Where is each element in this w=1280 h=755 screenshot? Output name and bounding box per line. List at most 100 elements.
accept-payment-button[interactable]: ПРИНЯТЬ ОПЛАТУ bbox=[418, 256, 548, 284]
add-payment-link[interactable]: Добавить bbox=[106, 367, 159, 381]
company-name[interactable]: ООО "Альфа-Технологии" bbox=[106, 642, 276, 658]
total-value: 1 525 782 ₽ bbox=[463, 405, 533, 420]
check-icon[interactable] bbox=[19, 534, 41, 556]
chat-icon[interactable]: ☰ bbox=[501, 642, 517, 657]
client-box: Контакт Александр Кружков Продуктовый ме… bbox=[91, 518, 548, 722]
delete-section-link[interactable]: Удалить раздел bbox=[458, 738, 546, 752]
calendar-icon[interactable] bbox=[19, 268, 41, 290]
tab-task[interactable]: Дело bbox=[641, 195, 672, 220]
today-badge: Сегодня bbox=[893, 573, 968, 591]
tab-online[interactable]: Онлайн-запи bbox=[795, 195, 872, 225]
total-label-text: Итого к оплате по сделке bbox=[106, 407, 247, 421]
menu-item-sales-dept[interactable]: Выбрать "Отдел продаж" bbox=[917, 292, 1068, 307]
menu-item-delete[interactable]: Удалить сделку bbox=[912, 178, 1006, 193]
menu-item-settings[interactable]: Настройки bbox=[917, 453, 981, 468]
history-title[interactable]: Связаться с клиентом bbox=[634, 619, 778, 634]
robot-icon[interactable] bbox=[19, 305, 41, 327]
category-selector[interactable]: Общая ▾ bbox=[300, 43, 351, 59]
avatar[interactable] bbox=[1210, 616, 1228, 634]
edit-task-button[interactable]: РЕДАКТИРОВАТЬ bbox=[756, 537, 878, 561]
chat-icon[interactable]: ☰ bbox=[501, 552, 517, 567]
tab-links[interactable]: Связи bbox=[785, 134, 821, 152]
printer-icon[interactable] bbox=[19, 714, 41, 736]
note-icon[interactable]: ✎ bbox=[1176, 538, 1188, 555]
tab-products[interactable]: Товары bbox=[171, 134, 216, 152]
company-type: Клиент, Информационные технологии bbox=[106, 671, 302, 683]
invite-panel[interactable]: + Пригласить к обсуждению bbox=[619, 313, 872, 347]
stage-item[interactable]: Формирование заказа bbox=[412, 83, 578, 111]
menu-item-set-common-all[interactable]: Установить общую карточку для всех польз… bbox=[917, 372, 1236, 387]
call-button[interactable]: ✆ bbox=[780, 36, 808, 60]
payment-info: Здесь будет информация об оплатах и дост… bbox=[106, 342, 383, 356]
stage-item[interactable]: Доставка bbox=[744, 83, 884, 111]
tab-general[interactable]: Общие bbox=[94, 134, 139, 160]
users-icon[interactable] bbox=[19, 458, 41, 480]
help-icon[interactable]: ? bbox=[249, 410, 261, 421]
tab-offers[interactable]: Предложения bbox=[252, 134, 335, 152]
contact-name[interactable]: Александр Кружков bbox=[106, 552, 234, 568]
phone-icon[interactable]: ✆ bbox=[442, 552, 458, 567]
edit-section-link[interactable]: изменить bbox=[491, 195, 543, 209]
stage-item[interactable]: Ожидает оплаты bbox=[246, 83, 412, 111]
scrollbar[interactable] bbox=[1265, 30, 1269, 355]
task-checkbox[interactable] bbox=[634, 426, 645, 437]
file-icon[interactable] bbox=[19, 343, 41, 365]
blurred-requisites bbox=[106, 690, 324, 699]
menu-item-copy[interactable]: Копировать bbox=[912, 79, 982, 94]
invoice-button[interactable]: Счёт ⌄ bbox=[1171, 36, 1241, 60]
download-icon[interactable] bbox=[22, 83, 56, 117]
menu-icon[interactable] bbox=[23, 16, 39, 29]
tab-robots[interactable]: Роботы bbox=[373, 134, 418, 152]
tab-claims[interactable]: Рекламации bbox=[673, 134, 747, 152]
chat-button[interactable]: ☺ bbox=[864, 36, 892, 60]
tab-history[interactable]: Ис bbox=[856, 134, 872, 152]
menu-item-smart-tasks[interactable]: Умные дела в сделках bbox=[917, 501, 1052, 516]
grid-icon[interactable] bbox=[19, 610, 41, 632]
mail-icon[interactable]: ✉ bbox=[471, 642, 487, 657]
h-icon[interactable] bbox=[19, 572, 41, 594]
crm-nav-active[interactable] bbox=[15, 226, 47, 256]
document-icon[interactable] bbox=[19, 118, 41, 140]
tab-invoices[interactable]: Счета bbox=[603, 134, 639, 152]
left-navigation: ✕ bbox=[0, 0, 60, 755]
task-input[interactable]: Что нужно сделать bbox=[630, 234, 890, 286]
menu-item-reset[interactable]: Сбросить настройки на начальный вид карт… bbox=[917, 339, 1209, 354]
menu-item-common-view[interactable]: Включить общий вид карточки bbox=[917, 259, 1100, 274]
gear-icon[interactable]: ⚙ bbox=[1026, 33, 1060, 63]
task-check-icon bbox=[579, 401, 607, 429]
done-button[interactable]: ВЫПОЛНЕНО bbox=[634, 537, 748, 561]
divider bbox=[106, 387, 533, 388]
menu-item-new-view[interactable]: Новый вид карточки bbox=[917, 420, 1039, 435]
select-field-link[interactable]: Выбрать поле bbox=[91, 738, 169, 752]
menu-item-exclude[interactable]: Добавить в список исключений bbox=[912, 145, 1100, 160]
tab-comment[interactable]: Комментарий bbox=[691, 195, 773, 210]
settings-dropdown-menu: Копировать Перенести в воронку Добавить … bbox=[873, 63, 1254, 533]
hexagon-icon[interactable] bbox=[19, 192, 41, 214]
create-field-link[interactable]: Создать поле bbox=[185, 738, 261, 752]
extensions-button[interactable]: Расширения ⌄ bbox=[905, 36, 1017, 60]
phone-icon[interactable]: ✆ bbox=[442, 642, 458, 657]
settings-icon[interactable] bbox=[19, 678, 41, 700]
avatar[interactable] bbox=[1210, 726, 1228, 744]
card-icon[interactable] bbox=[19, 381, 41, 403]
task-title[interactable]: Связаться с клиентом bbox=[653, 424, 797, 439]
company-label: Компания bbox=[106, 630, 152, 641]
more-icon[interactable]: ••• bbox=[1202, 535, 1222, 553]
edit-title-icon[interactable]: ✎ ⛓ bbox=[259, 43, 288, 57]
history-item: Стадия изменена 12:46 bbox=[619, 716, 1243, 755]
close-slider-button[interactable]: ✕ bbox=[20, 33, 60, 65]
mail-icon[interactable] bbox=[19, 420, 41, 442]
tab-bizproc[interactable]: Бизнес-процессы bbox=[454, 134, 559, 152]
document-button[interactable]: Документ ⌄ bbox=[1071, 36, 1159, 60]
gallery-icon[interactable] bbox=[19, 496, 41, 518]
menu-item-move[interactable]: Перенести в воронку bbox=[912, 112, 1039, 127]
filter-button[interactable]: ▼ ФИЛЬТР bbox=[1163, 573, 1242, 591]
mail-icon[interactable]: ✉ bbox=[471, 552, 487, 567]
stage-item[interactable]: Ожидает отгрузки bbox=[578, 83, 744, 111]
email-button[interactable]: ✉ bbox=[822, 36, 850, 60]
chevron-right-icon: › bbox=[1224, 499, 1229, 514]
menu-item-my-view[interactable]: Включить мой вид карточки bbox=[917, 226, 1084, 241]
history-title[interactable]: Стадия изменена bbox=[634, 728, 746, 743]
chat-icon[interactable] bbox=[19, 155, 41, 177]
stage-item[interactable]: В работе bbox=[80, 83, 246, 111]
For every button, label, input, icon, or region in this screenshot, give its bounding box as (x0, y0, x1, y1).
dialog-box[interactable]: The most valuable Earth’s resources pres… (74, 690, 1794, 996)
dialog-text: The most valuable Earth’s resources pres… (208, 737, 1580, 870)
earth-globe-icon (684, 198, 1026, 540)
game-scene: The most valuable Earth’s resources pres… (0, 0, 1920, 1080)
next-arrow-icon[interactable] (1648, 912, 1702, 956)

· · · ·

> [Work instructions]
Copy out the stretch of the listing from its start through the line containing "calendar-icon[interactable] bbox=[19, 268, 41, 290]", both ends included.

> [Result for this task]
Where is each element in this w=1280 h=755 screenshot? Output name and bounding box per line. List at most 100 elements.
accept-payment-button[interactable]: ПРИНЯТЬ ОПЛАТУ bbox=[418, 256, 548, 284]
add-payment-link[interactable]: Добавить bbox=[106, 367, 159, 381]
company-name[interactable]: ООО "Альфа-Технологии" bbox=[106, 642, 276, 658]
total-value: 1 525 782 ₽ bbox=[463, 405, 533, 420]
check-icon[interactable] bbox=[19, 534, 41, 556]
chat-icon[interactable]: ☰ bbox=[501, 642, 517, 657]
client-box: Контакт Александр Кружков Продуктовый ме… bbox=[91, 518, 548, 722]
delete-section-link[interactable]: Удалить раздел bbox=[458, 738, 546, 752]
calendar-icon[interactable] bbox=[19, 268, 41, 290]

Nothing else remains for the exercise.